* [Data listing]:
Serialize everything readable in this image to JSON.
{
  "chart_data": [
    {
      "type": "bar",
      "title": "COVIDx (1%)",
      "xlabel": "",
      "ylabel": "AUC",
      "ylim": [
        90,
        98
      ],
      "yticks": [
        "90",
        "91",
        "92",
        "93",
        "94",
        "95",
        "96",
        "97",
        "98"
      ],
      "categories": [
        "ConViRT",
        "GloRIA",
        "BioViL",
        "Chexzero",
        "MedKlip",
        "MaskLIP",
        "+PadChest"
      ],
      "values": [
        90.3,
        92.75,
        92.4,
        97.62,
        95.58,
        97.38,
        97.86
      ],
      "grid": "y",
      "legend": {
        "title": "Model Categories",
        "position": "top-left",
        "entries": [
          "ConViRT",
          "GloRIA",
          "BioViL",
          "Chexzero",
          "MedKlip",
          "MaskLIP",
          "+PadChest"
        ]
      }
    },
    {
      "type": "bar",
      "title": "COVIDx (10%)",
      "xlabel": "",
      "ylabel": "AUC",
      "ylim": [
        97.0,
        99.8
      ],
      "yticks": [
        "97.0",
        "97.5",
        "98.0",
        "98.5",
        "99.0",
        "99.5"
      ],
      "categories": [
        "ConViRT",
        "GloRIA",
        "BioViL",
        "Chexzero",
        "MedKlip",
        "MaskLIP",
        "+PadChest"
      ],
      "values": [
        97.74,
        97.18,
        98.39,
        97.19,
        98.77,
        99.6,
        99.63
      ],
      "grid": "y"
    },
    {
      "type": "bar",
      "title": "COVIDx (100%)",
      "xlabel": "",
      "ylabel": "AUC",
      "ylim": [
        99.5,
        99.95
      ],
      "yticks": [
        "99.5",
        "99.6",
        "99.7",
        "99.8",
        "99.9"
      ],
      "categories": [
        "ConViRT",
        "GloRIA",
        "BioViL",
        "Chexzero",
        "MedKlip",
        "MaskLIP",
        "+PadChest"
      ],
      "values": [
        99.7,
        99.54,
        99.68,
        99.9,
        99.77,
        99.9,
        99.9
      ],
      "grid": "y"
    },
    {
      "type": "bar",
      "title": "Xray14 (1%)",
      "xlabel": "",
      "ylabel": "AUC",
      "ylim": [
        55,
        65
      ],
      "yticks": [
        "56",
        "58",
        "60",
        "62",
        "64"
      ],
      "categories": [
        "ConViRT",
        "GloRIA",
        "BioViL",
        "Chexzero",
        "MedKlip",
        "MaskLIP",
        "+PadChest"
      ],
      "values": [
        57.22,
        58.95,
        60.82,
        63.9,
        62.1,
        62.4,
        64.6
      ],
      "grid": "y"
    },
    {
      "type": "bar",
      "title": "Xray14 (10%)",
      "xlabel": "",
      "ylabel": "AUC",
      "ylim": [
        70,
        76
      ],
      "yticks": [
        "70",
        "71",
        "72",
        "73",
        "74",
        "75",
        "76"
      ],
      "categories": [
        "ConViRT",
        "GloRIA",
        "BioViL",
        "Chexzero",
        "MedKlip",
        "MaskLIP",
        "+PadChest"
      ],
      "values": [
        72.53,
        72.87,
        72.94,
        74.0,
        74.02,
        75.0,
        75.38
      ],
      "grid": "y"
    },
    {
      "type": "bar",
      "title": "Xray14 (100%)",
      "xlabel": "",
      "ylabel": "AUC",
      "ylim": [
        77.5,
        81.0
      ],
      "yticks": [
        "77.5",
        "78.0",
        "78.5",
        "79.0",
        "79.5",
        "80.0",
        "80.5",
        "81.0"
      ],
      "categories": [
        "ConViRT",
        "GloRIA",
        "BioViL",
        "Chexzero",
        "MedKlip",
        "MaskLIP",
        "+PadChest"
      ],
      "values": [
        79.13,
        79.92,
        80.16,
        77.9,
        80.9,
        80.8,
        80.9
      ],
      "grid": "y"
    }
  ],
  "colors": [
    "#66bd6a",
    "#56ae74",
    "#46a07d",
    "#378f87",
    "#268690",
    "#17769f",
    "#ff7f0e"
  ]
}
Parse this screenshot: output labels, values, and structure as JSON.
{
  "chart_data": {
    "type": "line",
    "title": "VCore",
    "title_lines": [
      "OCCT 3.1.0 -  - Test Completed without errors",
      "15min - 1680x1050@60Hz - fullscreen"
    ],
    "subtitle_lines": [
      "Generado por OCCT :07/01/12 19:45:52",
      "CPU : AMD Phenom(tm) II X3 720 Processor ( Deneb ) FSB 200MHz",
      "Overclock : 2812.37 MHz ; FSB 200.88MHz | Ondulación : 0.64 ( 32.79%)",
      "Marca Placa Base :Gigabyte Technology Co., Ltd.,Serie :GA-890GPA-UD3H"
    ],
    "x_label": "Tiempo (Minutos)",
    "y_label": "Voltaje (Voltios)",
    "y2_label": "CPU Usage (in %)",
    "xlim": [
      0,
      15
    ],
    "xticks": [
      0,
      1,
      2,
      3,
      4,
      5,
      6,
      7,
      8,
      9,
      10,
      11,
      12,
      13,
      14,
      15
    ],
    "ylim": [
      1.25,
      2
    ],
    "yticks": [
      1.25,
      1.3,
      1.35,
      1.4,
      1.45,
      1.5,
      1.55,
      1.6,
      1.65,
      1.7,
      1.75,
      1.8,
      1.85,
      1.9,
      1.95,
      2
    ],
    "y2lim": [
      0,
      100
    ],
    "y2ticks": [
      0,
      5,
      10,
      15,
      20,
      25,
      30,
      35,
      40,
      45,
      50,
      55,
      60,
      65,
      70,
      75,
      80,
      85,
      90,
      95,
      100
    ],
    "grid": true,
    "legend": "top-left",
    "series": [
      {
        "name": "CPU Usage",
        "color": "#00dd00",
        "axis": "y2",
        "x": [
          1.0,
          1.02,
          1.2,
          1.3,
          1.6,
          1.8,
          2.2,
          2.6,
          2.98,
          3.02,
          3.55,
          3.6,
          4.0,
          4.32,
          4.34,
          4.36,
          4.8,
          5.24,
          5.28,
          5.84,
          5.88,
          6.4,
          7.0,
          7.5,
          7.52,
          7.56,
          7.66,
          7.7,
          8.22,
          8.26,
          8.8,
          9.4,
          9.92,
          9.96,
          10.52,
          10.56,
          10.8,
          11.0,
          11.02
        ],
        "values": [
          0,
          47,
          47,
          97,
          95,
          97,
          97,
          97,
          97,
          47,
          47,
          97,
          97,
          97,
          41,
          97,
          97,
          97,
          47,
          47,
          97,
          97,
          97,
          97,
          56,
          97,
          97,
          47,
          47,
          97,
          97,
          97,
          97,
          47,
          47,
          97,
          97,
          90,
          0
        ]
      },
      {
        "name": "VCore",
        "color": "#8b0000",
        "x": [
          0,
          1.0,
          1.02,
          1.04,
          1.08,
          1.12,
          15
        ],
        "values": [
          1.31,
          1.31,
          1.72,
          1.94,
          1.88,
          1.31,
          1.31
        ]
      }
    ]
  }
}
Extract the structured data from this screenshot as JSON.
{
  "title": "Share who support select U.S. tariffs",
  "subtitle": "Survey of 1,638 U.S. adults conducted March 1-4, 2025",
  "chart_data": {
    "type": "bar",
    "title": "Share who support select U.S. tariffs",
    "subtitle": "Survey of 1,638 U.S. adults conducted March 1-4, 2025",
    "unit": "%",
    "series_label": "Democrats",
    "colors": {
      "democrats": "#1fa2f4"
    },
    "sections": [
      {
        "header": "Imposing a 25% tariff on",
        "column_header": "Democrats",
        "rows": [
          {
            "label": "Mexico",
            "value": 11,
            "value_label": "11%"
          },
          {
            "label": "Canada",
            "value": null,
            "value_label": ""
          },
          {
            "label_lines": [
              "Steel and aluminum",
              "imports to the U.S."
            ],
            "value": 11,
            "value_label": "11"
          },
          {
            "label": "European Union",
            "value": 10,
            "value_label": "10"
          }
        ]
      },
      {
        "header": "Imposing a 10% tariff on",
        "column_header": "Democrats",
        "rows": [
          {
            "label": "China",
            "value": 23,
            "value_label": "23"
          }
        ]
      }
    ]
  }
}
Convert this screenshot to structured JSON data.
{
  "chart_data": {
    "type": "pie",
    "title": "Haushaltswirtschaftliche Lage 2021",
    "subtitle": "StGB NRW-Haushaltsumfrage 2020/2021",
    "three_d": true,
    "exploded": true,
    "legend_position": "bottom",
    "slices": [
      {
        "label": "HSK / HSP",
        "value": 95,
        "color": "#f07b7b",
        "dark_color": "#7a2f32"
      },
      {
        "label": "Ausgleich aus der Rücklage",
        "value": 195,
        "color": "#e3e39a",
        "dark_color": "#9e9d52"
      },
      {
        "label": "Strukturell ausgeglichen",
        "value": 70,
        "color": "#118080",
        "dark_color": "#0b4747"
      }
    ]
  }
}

* [Goal]: Nothing but the lines from the one with "Convert this screenshot" through the last line should be repeated, each exactly as it stands.

* [Complete response]:
Convert this screenshot to structured JSON data.
{
  "chart_data": {
    "type": "pie",
    "title": "Haushaltswirtschaftliche Lage 2021",
    "subtitle": "StGB NRW-Haushaltsumfrage 2020/2021",
    "three_d": true,
    "exploded": true,
    "legend_position": "bottom",
    "slices": [
      {
        "label": "HSK / HSP",
        "value": 95,
        "color": "#f07b7b",
        "dark_color": "#7a2f32"
      },
      {
        "label": "Ausgleich aus der Rücklage",
        "value": 195,
        "color": "#e3e39a",
        "dark_color": "#9e9d52"
      },
      {
        "label": "Strukturell ausgeglichen",
        "value": 70,
        "color": "#118080",
        "dark_color": "#0b4747"
      }
    ]
  }
}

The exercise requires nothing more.